[Structured figure records]

◇ ◇ ◇ ◇

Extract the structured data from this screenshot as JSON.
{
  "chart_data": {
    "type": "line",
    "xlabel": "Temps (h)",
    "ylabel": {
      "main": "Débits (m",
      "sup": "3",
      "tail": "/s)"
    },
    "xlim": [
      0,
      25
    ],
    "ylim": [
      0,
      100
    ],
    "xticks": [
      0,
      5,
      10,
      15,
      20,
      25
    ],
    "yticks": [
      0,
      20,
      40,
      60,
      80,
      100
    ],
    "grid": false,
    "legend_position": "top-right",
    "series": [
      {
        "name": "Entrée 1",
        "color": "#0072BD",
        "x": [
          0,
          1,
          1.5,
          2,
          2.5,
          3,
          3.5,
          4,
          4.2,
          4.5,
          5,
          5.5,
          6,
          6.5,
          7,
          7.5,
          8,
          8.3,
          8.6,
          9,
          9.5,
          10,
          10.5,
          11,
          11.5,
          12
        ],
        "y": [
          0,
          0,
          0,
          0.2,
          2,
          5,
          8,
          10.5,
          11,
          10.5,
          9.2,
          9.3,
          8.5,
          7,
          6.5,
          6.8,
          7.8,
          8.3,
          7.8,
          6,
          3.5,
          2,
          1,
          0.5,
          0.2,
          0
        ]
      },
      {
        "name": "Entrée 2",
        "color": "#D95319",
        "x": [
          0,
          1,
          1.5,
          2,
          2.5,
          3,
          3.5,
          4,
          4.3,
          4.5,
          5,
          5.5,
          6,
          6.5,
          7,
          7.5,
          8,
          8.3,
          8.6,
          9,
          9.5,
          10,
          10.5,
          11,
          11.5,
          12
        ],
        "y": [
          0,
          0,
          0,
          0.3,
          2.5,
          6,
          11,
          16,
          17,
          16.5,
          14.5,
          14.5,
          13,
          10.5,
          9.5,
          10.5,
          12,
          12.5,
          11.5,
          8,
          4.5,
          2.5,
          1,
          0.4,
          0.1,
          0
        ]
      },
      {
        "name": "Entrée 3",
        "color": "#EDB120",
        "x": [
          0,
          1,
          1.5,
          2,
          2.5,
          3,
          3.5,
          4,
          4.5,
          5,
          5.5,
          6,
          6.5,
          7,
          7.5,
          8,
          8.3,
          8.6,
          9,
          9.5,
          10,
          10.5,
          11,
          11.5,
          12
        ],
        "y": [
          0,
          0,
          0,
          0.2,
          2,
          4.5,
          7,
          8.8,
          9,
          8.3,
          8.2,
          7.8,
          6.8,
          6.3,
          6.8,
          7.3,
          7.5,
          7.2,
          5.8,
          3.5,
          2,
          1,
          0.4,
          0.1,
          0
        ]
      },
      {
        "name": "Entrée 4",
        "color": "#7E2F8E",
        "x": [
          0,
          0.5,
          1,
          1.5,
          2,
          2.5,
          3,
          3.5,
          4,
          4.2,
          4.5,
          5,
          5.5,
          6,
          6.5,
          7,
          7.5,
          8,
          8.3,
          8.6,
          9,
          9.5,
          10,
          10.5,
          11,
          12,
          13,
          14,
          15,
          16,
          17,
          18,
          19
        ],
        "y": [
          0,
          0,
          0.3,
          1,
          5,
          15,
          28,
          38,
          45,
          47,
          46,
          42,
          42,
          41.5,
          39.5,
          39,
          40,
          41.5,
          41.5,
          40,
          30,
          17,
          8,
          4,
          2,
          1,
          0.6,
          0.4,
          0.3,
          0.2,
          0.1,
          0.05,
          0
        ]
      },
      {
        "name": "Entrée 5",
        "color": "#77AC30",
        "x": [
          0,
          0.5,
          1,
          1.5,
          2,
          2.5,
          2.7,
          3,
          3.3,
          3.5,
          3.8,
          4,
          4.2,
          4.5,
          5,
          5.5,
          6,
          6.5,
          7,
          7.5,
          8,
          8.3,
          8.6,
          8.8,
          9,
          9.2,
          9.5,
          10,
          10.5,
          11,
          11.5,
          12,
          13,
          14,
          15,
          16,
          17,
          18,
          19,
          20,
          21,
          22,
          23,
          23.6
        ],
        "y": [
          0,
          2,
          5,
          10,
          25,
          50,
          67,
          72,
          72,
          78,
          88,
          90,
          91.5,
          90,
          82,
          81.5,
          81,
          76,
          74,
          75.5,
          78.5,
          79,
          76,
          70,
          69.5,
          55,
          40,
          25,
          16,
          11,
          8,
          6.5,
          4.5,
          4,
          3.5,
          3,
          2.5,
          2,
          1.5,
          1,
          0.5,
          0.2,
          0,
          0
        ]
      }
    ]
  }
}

◇ ◇ ◇ ◇

# [WHAT THE TASK ASKS]
Your task is to give the records above again, exactly.

# [TASK OUTPUT]
Extract the structured data from this screenshot as JSON.
{
  "chart_data": {
    "type": "line",
    "xlabel": "Temps (h)",
    "ylabel": {
      "main": "Débits (m",
      "sup": "3",
      "tail": "/s)"
    },
    "xlim": [
      0,
      25
    ],
    "ylim": [
      0,
      100
    ],
    "xticks": [
      0,
      5,
      10,
      15,
      20,
      25
    ],
    "yticks": [
      0,
      20,
      40,
      60,
      80,
      100
    ],
    "grid": false,
    "legend_position": "top-right",
    "series": [
      {
        "name": "Entrée 1",
        "color": "#0072BD",
        "x": [
          0,
          1,
          1.5,
          2,
          2.5,
          3,
          3.5,
          4,
          4.2,
          4.5,
          5,
          5.5,
          6,
          6.5,
          7,
          7.5,
          8,
          8.3,
          8.6,
          9,
          9.5,
          10,
          10.5,
          11,
          11.5,
          12
        ],
        "y": [
          0,
          0,
          0,
          0.2,
          2,
          5,
          8,
          10.5,
          11,
          10.5,
          9.2,
          9.3,
          8.5,
          7,
          6.5,
          6.8,
          7.8,
          8.3,
          7.8,
          6,
          3.5,
          2,
          1,
          0.5,
          0.2,
          0
        ]
      },
      {
        "name": "Entrée 2",
        "color": "#D95319",
        "x": [
          0,
          1,
          1.5,
          2,
          2.5,
          3,
          3.5,
          4,
          4.3,
          4.5,
          5,
          5.5,
          6,
          6.5,
          7,
          7.5,
          8,
          8.3,
          8.6,
          9,
          9.5,
          10,
          10.5,
          11,
          11.5,
          12
        ],
        "y": [
          0,
          0,
          0,
          0.3,
          2.5,
          6,
          11,
          16,
          17,
          16.5,
          14.5,
          14.5,
          13,
          10.5,
          9.5,
          10.5,
          12,
          12.5,
          11.5,
          8,
          4.5,
          2.5,
          1,
          0.4,
          0.1,
          0
        ]
      },
      {
        "name": "Entrée 3",
        "color": "#EDB120",
        "x": [
          0,
          1,
          1.5,
          2,
          2.5,
          3,
          3.5,
          4,
          4.5,
          5,
          5.5,
          6,
          6.5,
          7,
          7.5,
          8,
          8.3,
          8.6,
          9,
          9.5,
          10,
          10.5,
          11,
          11.5,
          12
        ],
        "y": [
          0,
          0,
          0,
          0.2,
          2,
          4.5,
          7,
          8.8,
          9,
          8.3,
          8.2,
          7.8,
          6.8,
          6.3,
          6.8,
          7.3,
          7.5,
          7.2,
          5.8,
          3.5,
          2,
          1,
          0.4,
          0.1,
          0
        ]
      },
      {
        "name": "Entrée 4",
        "color": "#7E2F8E",
        "x": [
          0,
          0.5,
          1,
          1.5,
          2,
          2.5,
          3,
          3.5,
          4,
          4.2,
          4.5,
          5,
          5.5,
          6,
          6.5,
          7,
          7.5,
          8,
          8.3,
          8.6,
          9,
          9.5,
          10,
          10.5,
          11,
          12,
          13,
          14,
          15,
          16,
          17,
          18,
          19
        ],
        "y": [
          0,
          0,
          0.3,
          1,
          5,
          15,
          28,
          38,
          45,
          47,
          46,
          42,
          42,
          41.5,
          39.5,
          39,
          40,
          41.5,
          41.5,
          40,
          30,
          17,
          8,
          4,
          2,
          1,
          0.6,
          0.4,
          0.3,
          0.2,
          0.1,
          0.05,
          0
        ]
      },
      {
        "name": "Entrée 5",
        "color": "#77AC30",
        "x": [
          0,
          0.5,
          1,
          1.5,
          2,
          2.5,
          2.7,
          3,
          3.3,
          3.5,
          3.8,
          4,
          4.2,
          4.5,
          5,
          5.5,
          6,
          6.5,
          7,
          7.5,
          8,
          8.3,
          8.6,
          8.8,
          9,
          9.2,
          9.5,
          10,
          10.5,
          11,
          11.5,
          12,
          13,
          14,
          15,
          16,
          17,
          18,
          19,
          20,
          21,
          22,
          23,
          23.6
        ],
        "y": [
          0,
          2,
          5,
          10,
          25,
          50,
          67,
          72,
          72,
          78,
          88,
          90,
          91.5,
          90,
          82,
          81.5,
          81,
          76,
          74,
          75.5,
          78.5,
          79,
          76,
          70,
          69.5,
          55,
          40,
          25,
          16,
          11,
          8,
          6.5,
          4.5,
          4,
          3.5,
          3,
          2.5,
          2,
          1.5,
          1,
          0.5,
          0.2,
          0,
          0
        ]
      }
    ]
  }
}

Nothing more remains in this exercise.